## TASK REQUIREMENTS
Find the lines that contain the word "this" and copy each one.

* START SUPPLIED RECORDS *

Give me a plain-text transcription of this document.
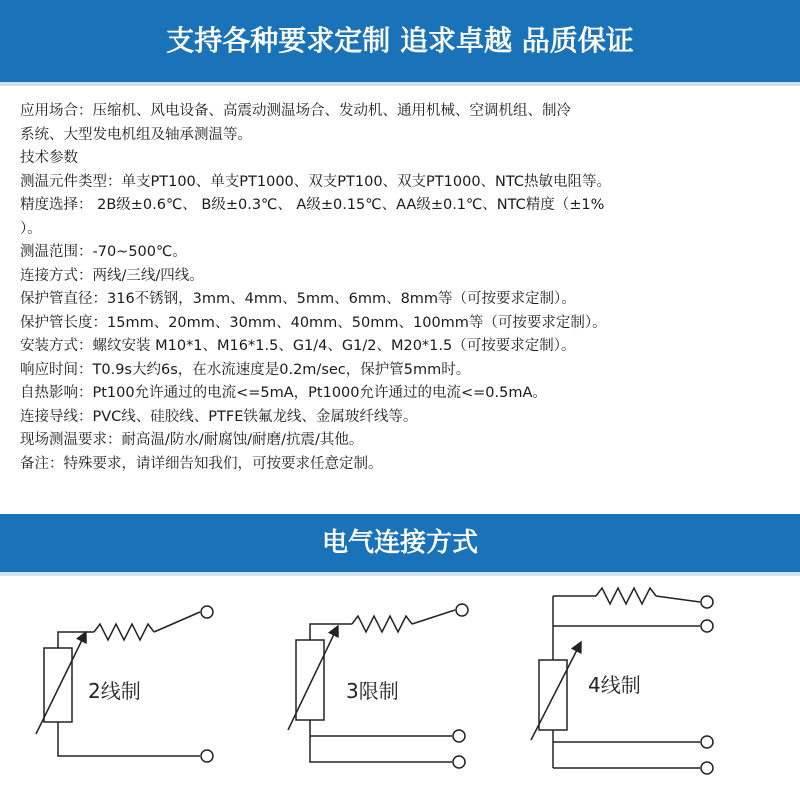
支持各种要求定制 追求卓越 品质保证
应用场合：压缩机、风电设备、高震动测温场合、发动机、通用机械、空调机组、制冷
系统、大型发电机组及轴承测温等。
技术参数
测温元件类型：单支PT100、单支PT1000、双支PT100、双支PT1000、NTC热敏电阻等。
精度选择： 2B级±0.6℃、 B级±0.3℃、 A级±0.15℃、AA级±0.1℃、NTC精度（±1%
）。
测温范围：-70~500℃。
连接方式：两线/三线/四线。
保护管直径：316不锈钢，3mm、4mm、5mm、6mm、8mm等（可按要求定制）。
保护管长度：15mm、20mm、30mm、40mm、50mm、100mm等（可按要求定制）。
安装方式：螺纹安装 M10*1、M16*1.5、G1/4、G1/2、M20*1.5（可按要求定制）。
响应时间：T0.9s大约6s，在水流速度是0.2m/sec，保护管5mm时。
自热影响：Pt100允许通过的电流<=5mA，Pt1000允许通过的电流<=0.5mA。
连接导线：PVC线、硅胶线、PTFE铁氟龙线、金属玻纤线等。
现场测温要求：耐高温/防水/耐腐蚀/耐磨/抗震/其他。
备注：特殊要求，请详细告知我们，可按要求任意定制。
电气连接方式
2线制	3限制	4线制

* END SUPPLIED RECORDS *
* START SUPPLIED RECORDS *

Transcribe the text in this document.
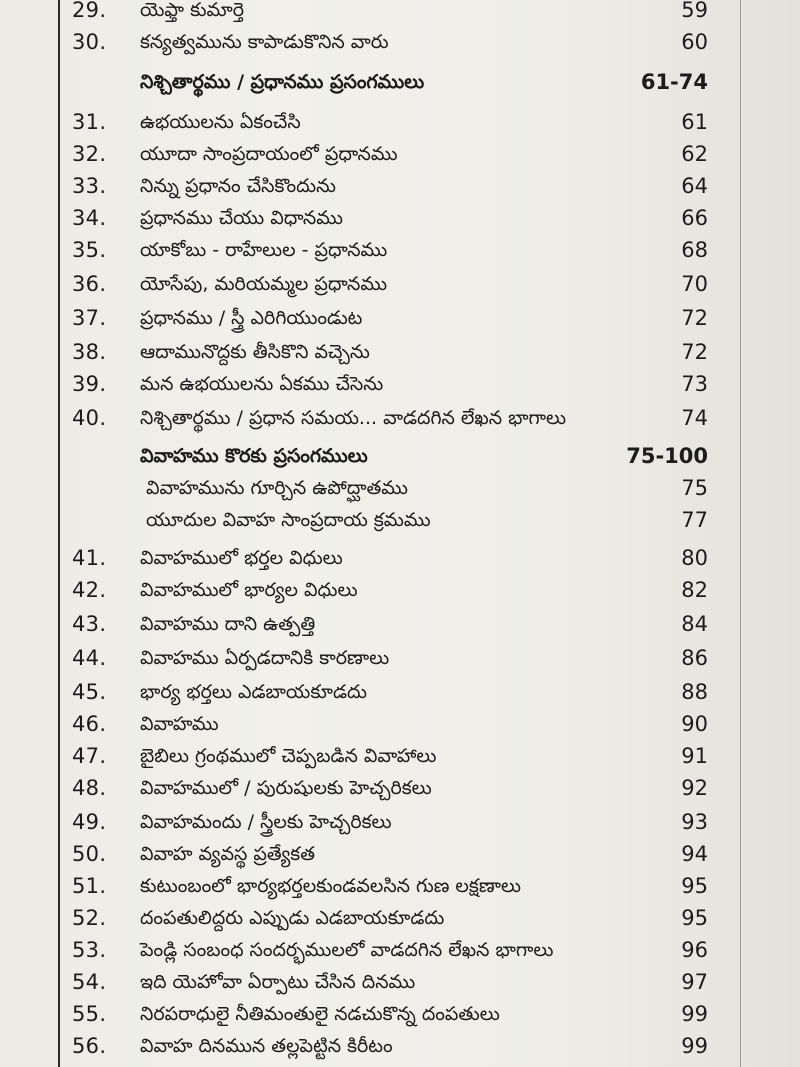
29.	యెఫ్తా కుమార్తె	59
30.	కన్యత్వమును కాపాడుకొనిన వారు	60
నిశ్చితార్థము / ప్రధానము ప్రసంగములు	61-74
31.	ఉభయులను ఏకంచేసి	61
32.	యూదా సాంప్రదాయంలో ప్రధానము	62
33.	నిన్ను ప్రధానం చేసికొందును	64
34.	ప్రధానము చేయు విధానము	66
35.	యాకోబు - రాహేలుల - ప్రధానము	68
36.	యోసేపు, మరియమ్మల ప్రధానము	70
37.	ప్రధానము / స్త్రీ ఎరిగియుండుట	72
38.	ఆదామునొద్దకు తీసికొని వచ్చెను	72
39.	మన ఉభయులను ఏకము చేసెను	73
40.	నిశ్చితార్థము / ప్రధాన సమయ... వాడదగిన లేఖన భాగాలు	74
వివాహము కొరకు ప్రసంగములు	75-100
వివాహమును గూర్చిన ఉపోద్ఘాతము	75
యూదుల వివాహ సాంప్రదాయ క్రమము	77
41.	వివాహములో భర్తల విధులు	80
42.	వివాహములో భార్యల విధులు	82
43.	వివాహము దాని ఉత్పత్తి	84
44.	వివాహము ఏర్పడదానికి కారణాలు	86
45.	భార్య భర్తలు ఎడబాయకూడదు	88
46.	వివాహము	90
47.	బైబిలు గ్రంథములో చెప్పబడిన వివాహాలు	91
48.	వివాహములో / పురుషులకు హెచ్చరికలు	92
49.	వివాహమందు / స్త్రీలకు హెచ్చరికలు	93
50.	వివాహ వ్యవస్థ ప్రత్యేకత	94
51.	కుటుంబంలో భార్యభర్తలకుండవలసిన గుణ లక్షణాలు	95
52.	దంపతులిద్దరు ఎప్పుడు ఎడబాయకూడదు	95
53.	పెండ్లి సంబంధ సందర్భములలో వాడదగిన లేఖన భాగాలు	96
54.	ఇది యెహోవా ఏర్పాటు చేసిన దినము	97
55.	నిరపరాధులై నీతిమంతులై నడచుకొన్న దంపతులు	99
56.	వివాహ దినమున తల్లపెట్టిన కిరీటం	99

* END SUPPLIED RECORDS *
* START SUPPLIED RECORDS *

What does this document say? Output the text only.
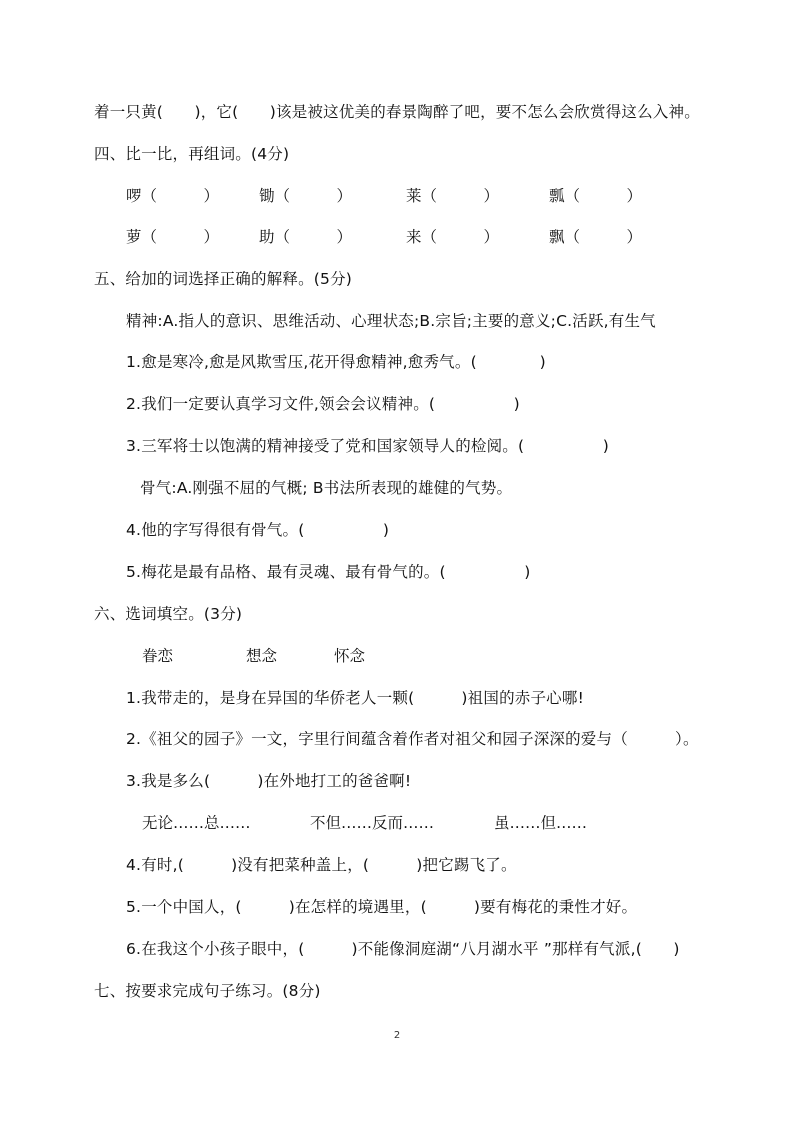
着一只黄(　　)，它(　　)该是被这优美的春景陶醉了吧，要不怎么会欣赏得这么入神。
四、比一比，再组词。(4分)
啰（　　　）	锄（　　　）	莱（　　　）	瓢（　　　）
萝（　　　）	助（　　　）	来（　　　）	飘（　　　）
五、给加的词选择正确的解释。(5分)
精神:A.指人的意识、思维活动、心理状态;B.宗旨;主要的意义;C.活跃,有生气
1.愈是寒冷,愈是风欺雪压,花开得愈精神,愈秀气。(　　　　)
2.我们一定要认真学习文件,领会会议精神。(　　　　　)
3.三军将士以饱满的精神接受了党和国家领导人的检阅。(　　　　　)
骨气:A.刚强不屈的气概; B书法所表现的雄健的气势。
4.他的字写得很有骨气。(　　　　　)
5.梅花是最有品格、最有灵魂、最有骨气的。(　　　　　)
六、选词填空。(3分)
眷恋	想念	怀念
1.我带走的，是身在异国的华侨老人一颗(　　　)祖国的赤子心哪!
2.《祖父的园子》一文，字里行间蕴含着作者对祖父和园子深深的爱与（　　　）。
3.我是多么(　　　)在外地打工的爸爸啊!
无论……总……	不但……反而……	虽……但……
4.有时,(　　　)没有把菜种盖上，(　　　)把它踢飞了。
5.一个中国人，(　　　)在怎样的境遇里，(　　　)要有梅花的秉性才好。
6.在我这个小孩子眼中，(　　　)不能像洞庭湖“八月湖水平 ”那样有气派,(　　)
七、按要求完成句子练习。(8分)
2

* END SUPPLIED RECORDS *

## TASK SOLUTION
Give me a plain-text transcription of this document.
Transcribe the text in this document.
What does this document say? Output the text only.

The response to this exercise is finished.